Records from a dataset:
* * *
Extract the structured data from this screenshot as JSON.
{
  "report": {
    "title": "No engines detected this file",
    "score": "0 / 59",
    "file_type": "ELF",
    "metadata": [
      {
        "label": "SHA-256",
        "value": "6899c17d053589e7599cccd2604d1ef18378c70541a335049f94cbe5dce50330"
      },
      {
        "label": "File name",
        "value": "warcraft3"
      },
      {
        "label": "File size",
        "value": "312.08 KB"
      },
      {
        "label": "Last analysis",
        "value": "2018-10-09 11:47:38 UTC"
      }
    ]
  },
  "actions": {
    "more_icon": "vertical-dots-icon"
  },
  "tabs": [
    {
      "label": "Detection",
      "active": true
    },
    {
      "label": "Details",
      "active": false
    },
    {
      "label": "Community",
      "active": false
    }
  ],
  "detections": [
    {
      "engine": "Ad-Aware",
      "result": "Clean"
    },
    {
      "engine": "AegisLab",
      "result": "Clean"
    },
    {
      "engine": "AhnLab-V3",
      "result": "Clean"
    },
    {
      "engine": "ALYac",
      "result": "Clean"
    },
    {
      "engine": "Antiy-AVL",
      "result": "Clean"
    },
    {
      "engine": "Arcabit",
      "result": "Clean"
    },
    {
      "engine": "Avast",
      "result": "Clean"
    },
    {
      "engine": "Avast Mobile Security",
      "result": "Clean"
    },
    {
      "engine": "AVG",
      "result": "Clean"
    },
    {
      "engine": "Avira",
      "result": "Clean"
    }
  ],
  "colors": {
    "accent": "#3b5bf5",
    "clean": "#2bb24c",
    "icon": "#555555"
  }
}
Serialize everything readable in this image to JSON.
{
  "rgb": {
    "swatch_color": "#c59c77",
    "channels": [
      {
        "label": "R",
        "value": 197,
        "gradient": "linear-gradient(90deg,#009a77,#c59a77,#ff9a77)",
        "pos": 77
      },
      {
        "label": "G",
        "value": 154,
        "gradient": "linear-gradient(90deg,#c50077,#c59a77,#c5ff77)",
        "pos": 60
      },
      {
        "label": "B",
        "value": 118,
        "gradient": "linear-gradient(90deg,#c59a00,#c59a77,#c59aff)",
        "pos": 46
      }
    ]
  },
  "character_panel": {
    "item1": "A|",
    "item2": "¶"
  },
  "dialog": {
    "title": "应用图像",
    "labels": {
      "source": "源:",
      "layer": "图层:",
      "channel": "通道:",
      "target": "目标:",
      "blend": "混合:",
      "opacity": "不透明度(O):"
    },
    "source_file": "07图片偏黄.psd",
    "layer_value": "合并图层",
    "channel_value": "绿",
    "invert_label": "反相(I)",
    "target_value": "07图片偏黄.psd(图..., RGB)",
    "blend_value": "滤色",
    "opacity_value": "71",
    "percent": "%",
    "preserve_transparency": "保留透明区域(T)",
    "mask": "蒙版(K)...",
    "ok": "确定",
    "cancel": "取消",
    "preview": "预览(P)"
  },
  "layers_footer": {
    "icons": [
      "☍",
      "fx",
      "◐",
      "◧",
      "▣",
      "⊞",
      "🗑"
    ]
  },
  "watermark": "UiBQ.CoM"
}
* * *
What is being asked. Reproduce the entire listing word for word.

Result of this task.
Extract the structured data from this screenshot as JSON.
{
  "report": {
    "title": "No engines detected this file",
    "score": "0 / 59",
    "file_type": "ELF",
    "metadata": [
      {
        "label": "SHA-256",
        "value": "6899c17d053589e7599cccd2604d1ef18378c70541a335049f94cbe5dce50330"
      },
      {
        "label": "File name",
        "value": "warcraft3"
      },
      {
        "label": "File size",
        "value": "312.08 KB"
      },
      {
        "label": "Last analysis",
        "value": "2018-10-09 11:47:38 UTC"
      }
    ]
  },
  "actions": {
    "more_icon": "vertical-dots-icon"
  },
  "tabs": [
    {
      "label": "Detection",
      "active": true
    },
    {
      "label": "Details",
      "active": false
    },
    {
      "label": "Community",
      "active": false
    }
  ],
  "detections": [
    {
      "engine": "Ad-Aware",
      "result": "Clean"
    },
    {
      "engine": "AegisLab",
      "result": "Clean"
    },
    {
      "engine": "AhnLab-V3",
      "result": "Clean"
    },
    {
      "engine": "ALYac",
      "result": "Clean"
    },
    {
      "engine": "Antiy-AVL",
      "result": "Clean"
    },
    {
      "engine": "Arcabit",
      "result": "Clean"
    },
    {
      "engine": "Avast",
      "result": "Clean"
    },
    {
      "engine": "Avast Mobile Security",
      "result": "Clean"
    },
    {
      "engine": "AVG",
      "result": "Clean"
    },
    {
      "engine": "Avira",
      "result": "Clean"
    }
  ],
  "colors": {
    "accent": "#3b5bf5",
    "clean": "#2bb24c",
    "icon": "#555555"
  }
}
Serialize everything readable in this image to JSON.
{
  "rgb": {
    "swatch_color": "#c59c77",
    "channels": [
      {
        "label": "R",
        "value": 197,
        "gradient": "linear-gradient(90deg,#009a77,#c59a77,#ff9a77)",
        "pos": 77
      },
      {
        "label": "G",
        "value": 154,
        "gradient": "linear-gradient(90deg,#c50077,#c59a77,#c5ff77)",
        "pos": 60
      },
      {
        "label": "B",
        "value": 118,
        "gradient": "linear-gradient(90deg,#c59a00,#c59a77,#c59aff)",
        "pos": 46
      }
    ]
  },
  "character_panel": {
    "item1": "A|",
    "item2": "¶"
  },
  "dialog": {
    "title": "应用图像",
    "labels": {
      "source": "源:",
      "layer": "图层:",
      "channel": "通道:",
      "target": "目标:",
      "blend": "混合:",
      "opacity": "不透明度(O):"
    },
    "source_file": "07图片偏黄.psd",
    "layer_value": "合并图层",
    "channel_value": "绿",
    "invert_label": "反相(I)",
    "target_value": "07图片偏黄.psd(图..., RGB)",
    "blend_value": "滤色",
    "opacity_value": "71",
    "percent": "%",
    "preserve_transparency": "保留透明区域(T)",
    "mask": "蒙版(K)...",
    "ok": "确定",
    "cancel": "取消",
    "preview": "预览(P)"
  },
  "layers_footer": {
    "icons": [
      "☍",
      "fx",
      "◐",
      "◧",
      "▣",
      "⊞",
      "🗑"
    ]
  },
  "watermark": "UiBQ.CoM"
}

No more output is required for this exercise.